- _TASK TO CARRY OUT_:
Would you write out the listing verbatim and skip every picture in it?

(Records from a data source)
_ _ _
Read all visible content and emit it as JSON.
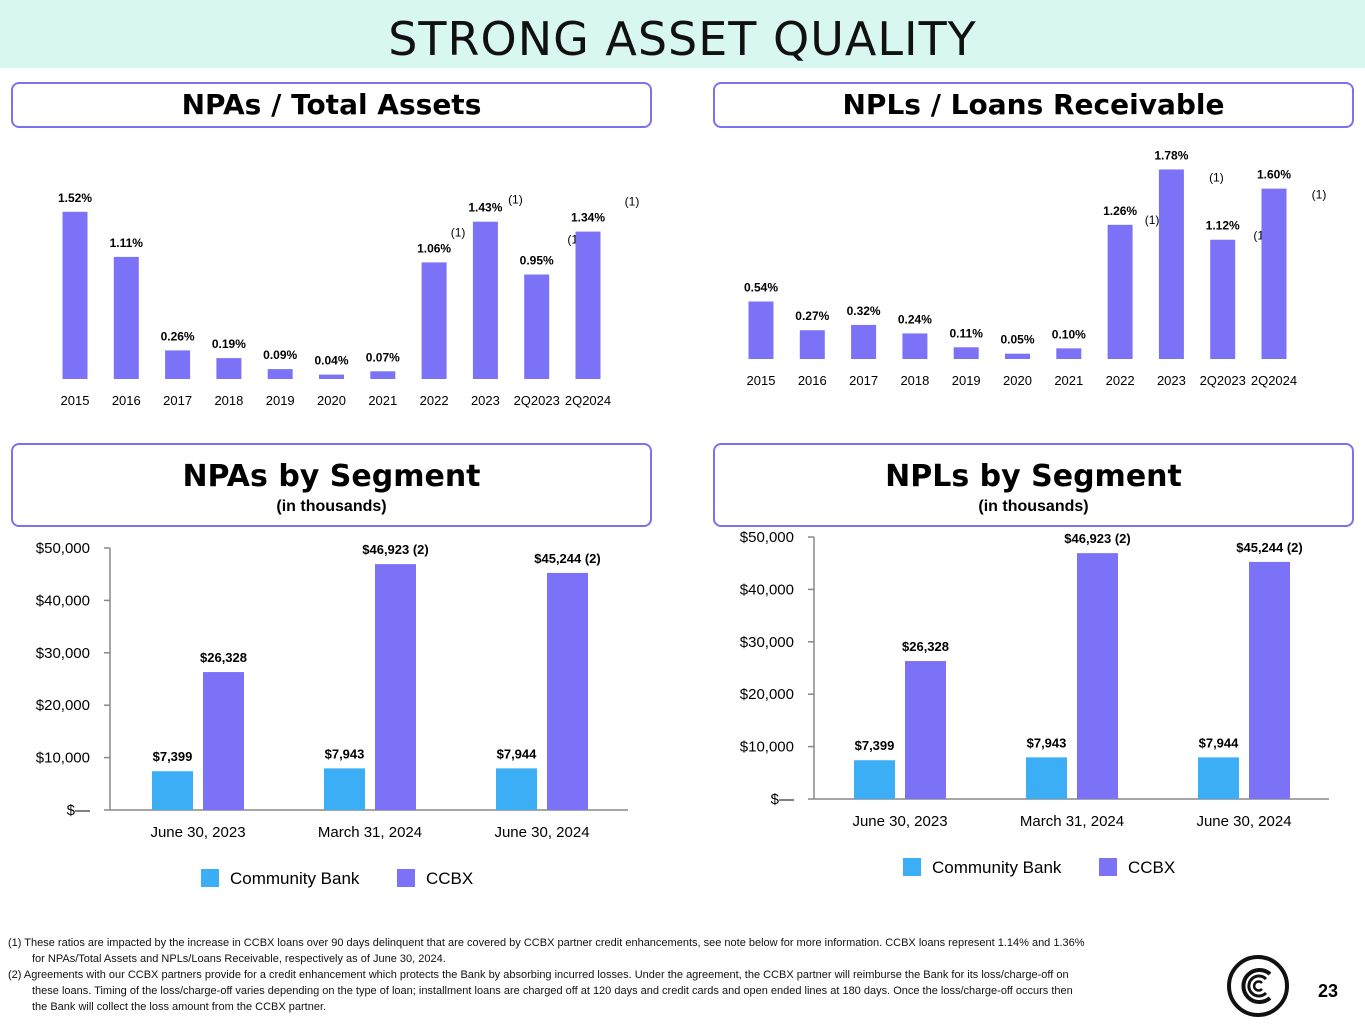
{
  "page": {
    "title": "STRONG ASSET QUALITY",
    "page_number": "23"
  },
  "colors": {
    "ccbx": "#7b72f7",
    "community_bank": "#3baef5",
    "accent_border": "#7b72f0",
    "title_band": "#d9f7f1"
  },
  "panels": {
    "npa_total_assets": {
      "title": "NPAs / Total Assets"
    },
    "npl_loans_receivable": {
      "title": "NPLs / Loans Receivable"
    },
    "npa_segment": {
      "title": "NPAs by Segment",
      "subtitle": "(in thousands)"
    },
    "npl_segment": {
      "title": "NPLs by Segment",
      "subtitle": "(in thousands)"
    }
  },
  "chart_data": [
    {
      "id": "npa_ratio",
      "type": "bar",
      "title": "NPAs / Total Assets",
      "categories": [
        "2015",
        "2016",
        "2017",
        "2018",
        "2019",
        "2020",
        "2021",
        "2022",
        "2023",
        "2Q2023",
        "2Q2024"
      ],
      "values": [
        1.52,
        1.11,
        0.26,
        0.19,
        0.09,
        0.04,
        0.07,
        1.06,
        1.43,
        0.95,
        1.34
      ],
      "labels": [
        "1.52%",
        "1.11%",
        "0.26%",
        "0.19%",
        "0.09%",
        "0.04%",
        "0.07%",
        "1.06%",
        "1.43%",
        "0.95%",
        "1.34%"
      ],
      "notes": [
        "",
        "",
        "",
        "",
        "",
        "",
        "",
        "(1)",
        "(1)",
        "(1)",
        "(1)"
      ],
      "ylim": [
        0,
        1.6
      ]
    },
    {
      "id": "npl_ratio",
      "type": "bar",
      "title": "NPLs / Loans Receivable",
      "categories": [
        "2015",
        "2016",
        "2017",
        "2018",
        "2019",
        "2020",
        "2021",
        "2022",
        "2023",
        "2Q2023",
        "2Q2024"
      ],
      "values": [
        0.54,
        0.27,
        0.32,
        0.24,
        0.11,
        0.05,
        0.1,
        1.26,
        1.78,
        1.12,
        1.6
      ],
      "labels": [
        "0.54%",
        "0.27%",
        "0.32%",
        "0.24%",
        "0.11%",
        "0.05%",
        "0.10%",
        "1.26%",
        "1.78%",
        "1.12%",
        "1.60%"
      ],
      "notes": [
        "",
        "",
        "",
        "",
        "",
        "",
        "",
        "(1)",
        "(1)",
        "(1)",
        "(1)"
      ],
      "ylim": [
        0,
        1.85
      ]
    },
    {
      "id": "npa_segment",
      "type": "bar",
      "title": "NPAs by Segment",
      "subtitle": "(in thousands)",
      "categories": [
        "June 30, 2023",
        "March 31, 2024",
        "June 30, 2024"
      ],
      "series": [
        {
          "name": "Community Bank",
          "values": [
            7399,
            7943,
            7944
          ],
          "labels": [
            "$7,399",
            "$7,943",
            "$7,944"
          ]
        },
        {
          "name": "CCBX",
          "values": [
            26328,
            46923,
            45244
          ],
          "labels": [
            "$26,328",
            "$46,923 (2)",
            "$45,244 (2)"
          ]
        }
      ],
      "ylim": [
        0,
        50000
      ],
      "yticks": [
        0,
        10000,
        20000,
        30000,
        40000,
        50000
      ],
      "ytick_labels": [
        "$—",
        "$10,000",
        "$20,000",
        "$30,000",
        "$40,000",
        "$50,000"
      ],
      "legend": "bottom"
    },
    {
      "id": "npl_segment",
      "type": "bar",
      "title": "NPLs by Segment",
      "subtitle": "(in thousands)",
      "categories": [
        "June 30, 2023",
        "March 31, 2024",
        "June 30, 2024"
      ],
      "series": [
        {
          "name": "Community Bank",
          "values": [
            7399,
            7943,
            7944
          ],
          "labels": [
            "$7,399",
            "$7,943",
            "$7,944"
          ]
        },
        {
          "name": "CCBX",
          "values": [
            26328,
            46923,
            45244
          ],
          "labels": [
            "$26,328",
            "$46,923 (2)",
            "$45,244 (2)"
          ]
        }
      ],
      "ylim": [
        0,
        50000
      ],
      "yticks": [
        0,
        10000,
        20000,
        30000,
        40000,
        50000
      ],
      "ytick_labels": [
        "$—",
        "$10,000",
        "$20,000",
        "$30,000",
        "$40,000",
        "$50,000"
      ],
      "legend": "bottom"
    }
  ],
  "footnotes": [
    "(1) These ratios are impacted by the increase in CCBX loans over 90 days delinquent that are covered by CCBX partner credit enhancements, see note below for more information. CCBX loans represent 1.14% and 1.36% for NPAs/Total Assets and NPLs/Loans Receivable, respectively as of June 30, 2024.",
    "(2)  Agreements with our CCBX partners provide for a credit enhancement which protects the Bank by absorbing incurred losses. Under the agreement, the CCBX partner will reimburse the Bank for its loss/charge-off on these loans.  Timing of the loss/charge-off varies depending on the type of loan; installment loans are charged off at 120 days and credit cards and open ended lines at 180 days. Once the loss/charge-off occurs then the Bank will collect the loss amount from the CCBX partner."
  ]
}
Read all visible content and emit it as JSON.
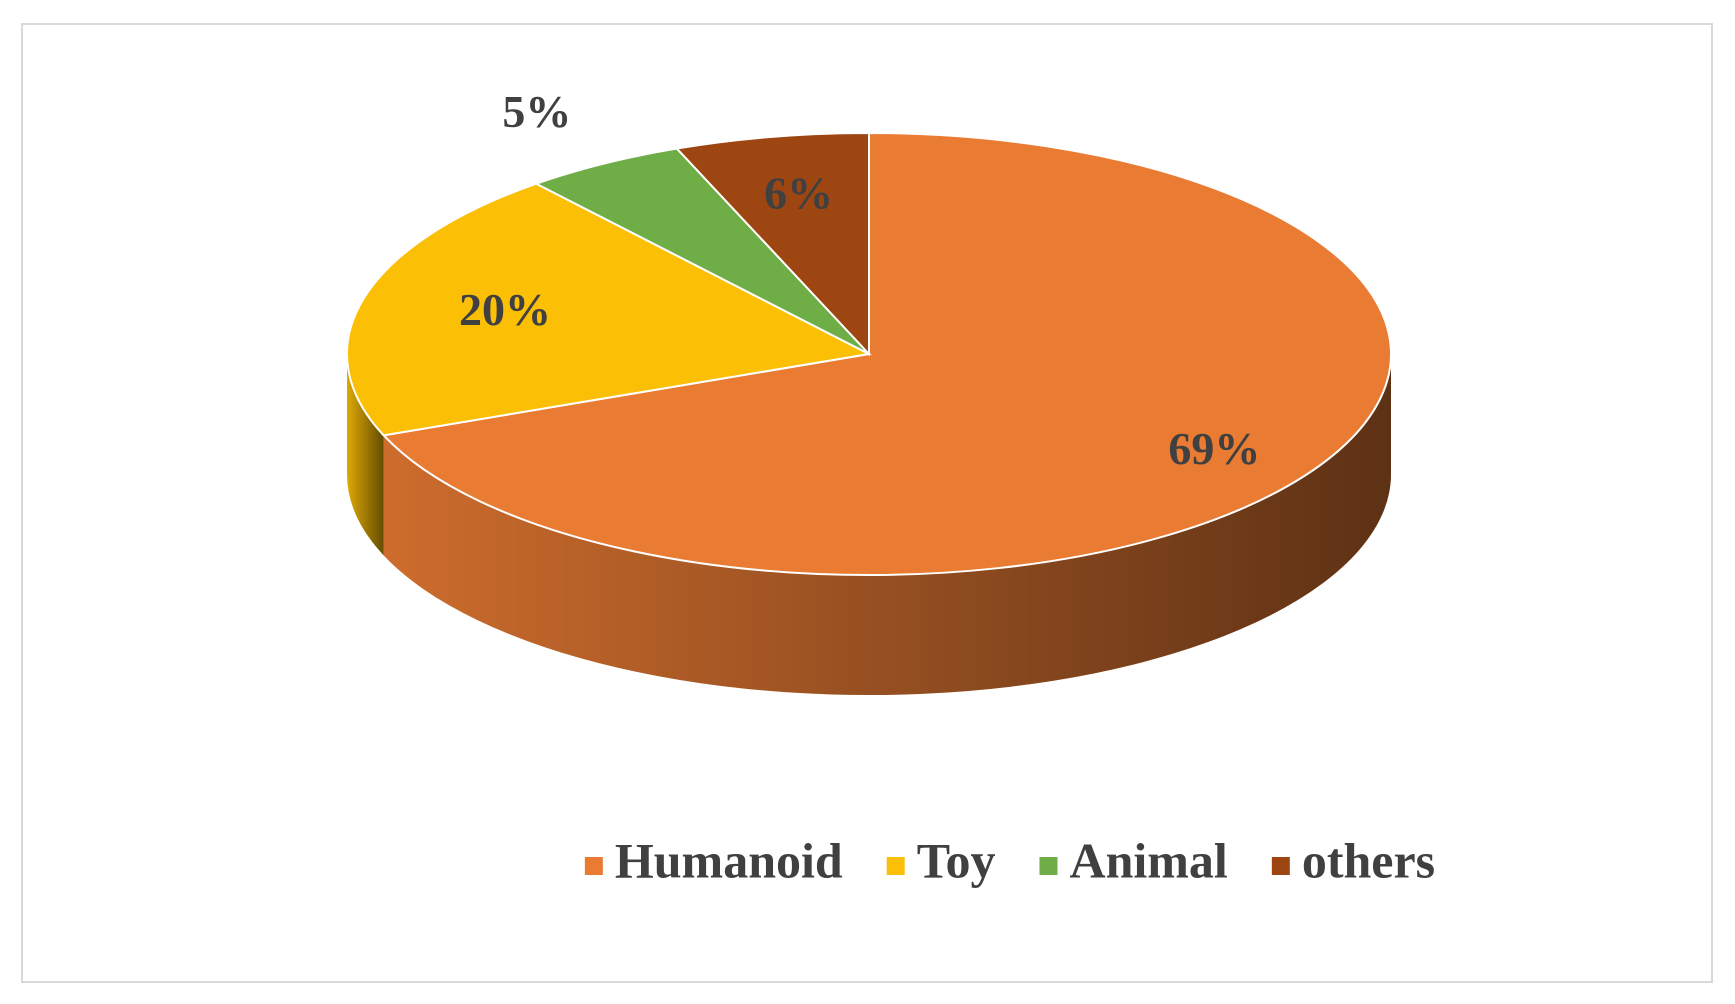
{
  "chart_data": {
    "type": "pie",
    "categories": [
      "Humanoid",
      "Toy",
      "Animal",
      "others"
    ],
    "values": [
      69,
      20,
      5,
      6
    ],
    "value_labels": [
      "69%",
      "20%",
      "5%",
      "6%"
    ],
    "colors": [
      "#E97B33",
      "#FBBF06",
      "#6FAD47",
      "#9E4611"
    ],
    "legend": "bottom"
  }
}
_ _ _
- _EXERCISE OUTPUT_:
Read all visible content and emit it as JSON.
{
  "page": {
    "title": "STRONG ASSET QUALITY",
    "page_number": "23"
  },
  "colors": {
    "ccbx": "#7b72f7",
    "community_bank": "#3baef5",
    "accent_border": "#7b72f0",
    "title_band": "#d9f7f1"
  },
  "panels": {
    "npa_total_assets": {
      "title": "NPAs / Total Assets"
    },
    "npl_loans_receivable": {
      "title": "NPLs / Loans Receivable"
    },
    "npa_segment": {
      "title": "NPAs by Segment",
      "subtitle": "(in thousands)"
    },
    "npl_segment": {
      "title": "NPLs by Segment",
      "subtitle": "(in thousands)"
    }
  },
  "chart_data": [
    {
      "id": "npa_ratio",
      "type": "bar",
      "title": "NPAs / Total Assets",
      "categories": [
        "2015",
        "2016",
        "2017",
        "2018",
        "2019",
        "2020",
        "2021",
        "2022",
        "2023",
        "2Q2023",
        "2Q2024"
      ],
      "values": [
        1.52,
        1.11,
        0.26,
        0.19,
        0.09,
        0.04,
        0.07,
        1.06,
        1.43,
        0.95,
        1.34
      ],
      "labels": [
        "1.52%",
        "1.11%",
        "0.26%",
        "0.19%",
        "0.09%",
        "0.04%",
        "0.07%",
        "1.06%",
        "1.43%",
        "0.95%",
        "1.34%"
      ],
      "notes": [
        "",
        "",
        "",
        "",
        "",
        "",
        "",
        "(1)",
        "(1)",
        "(1)",
        "(1)"
      ],
      "ylim": [
        0,
        1.6
      ]
    },
    {
      "id": "npl_ratio",
      "type": "bar",
      "title": "NPLs / Loans Receivable",
      "categories": [
        "2015",
        "2016",
        "2017",
        "2018",
        "2019",
        "2020",
        "2021",
        "2022",
        "2023",
        "2Q2023",
        "2Q2024"
      ],
      "values": [
        0.54,
        0.27,
        0.32,
        0.24,
        0.11,
        0.05,
        0.1,
        1.26,
        1.78,
        1.12,
        1.6
      ],
      "labels": [
        "0.54%",
        "0.27%",
        "0.32%",
        "0.24%",
        "0.11%",
        "0.05%",
        "0.10%",
        "1.26%",
        "1.78%",
        "1.12%",
        "1.60%"
      ],
      "notes": [
        "",
        "",
        "",
        "",
        "",
        "",
        "",
        "(1)",
        "(1)",
        "(1)",
        "(1)"
      ],
      "ylim": [
        0,
        1.85
      ]
    },
    {
      "id": "npa_segment",
      "type": "bar",
      "title": "NPAs by Segment",
      "subtitle": "(in thousands)",
      "categories": [
        "June 30, 2023",
        "March 31, 2024",
        "June 30, 2024"
      ],
      "series": [
        {
          "name": "Community Bank",
          "values": [
            7399,
            7943,
            7944
          ],
          "labels": [
            "$7,399",
            "$7,943",
            "$7,944"
          ]
        },
        {
          "name": "CCBX",
          "values": [
            26328,
            46923,
            45244
          ],
          "labels": [
            "$26,328",
            "$46,923 (2)",
            "$45,244 (2)"
          ]
        }
      ],
      "ylim": [
        0,
        50000
      ],
      "yticks": [
        0,
        10000,
        20000,
        30000,
        40000,
        50000
      ],
      "ytick_labels": [
        "$—",
        "$10,000",
        "$20,000",
        "$30,000",
        "$40,000",
        "$50,000"
      ],
      "legend": "bottom"
    },
    {
      "id": "npl_segment",
      "type": "bar",
      "title": "NPLs by Segment",
      "subtitle": "(in thousands)",
      "categories": [
        "June 30, 2023",
        "March 31, 2024",
        "June 30, 2024"
      ],
      "series": [
        {
          "name": "Community Bank",
          "values": [
            7399,
            7943,
            7944
          ],
          "labels": [
            "$7,399",
            "$7,943",
            "$7,944"
          ]
        },
        {
          "name": "CCBX",
          "values": [
            26328,
            46923,
            45244
          ],
          "labels": [
            "$26,328",
            "$46,923 (2)",
            "$45,244 (2)"
          ]
        }
      ],
      "ylim": [
        0,
        50000
      ],
      "yticks": [
        0,
        10000,
        20000,
        30000,
        40000,
        50000
      ],
      "ytick_labels": [
        "$—",
        "$10,000",
        "$20,000",
        "$30,000",
        "$40,000",
        "$50,000"
      ],
      "legend": "bottom"
    }
  ],
  "footnotes": [
    "(1) These ratios are impacted by the increase in CCBX loans over 90 days delinquent that are covered by CCBX partner credit enhancements, see note below for more information. CCBX loans represent 1.14% and 1.36% for NPAs/Total Assets and NPLs/Loans Receivable, respectively as of June 30, 2024.",
    "(2)  Agreements with our CCBX partners provide for a credit enhancement which protects the Bank by absorbing incurred losses. Under the agreement, the CCBX partner will reimburse the Bank for its loss/charge-off on these loans.  Timing of the loss/charge-off varies depending on the type of loan; installment loans are charged off at 120 days and credit cards and open ended lines at 180 days. Once the loss/charge-off occurs then the Bank will collect the loss amount from the CCBX partner."
  ]
}
Read all visible content and emit it as JSON.
{
  "chart_data": {
    "type": "pie",
    "categories": [
      "Humanoid",
      "Toy",
      "Animal",
      "others"
    ],
    "values": [
      69,
      20,
      5,
      6
    ],
    "value_labels": [
      "69%",
      "20%",
      "5%",
      "6%"
    ],
    "colors": [
      "#E97B33",
      "#FBBF06",
      "#6FAD47",
      "#9E4611"
    ],
    "legend": "bottom"
  }
}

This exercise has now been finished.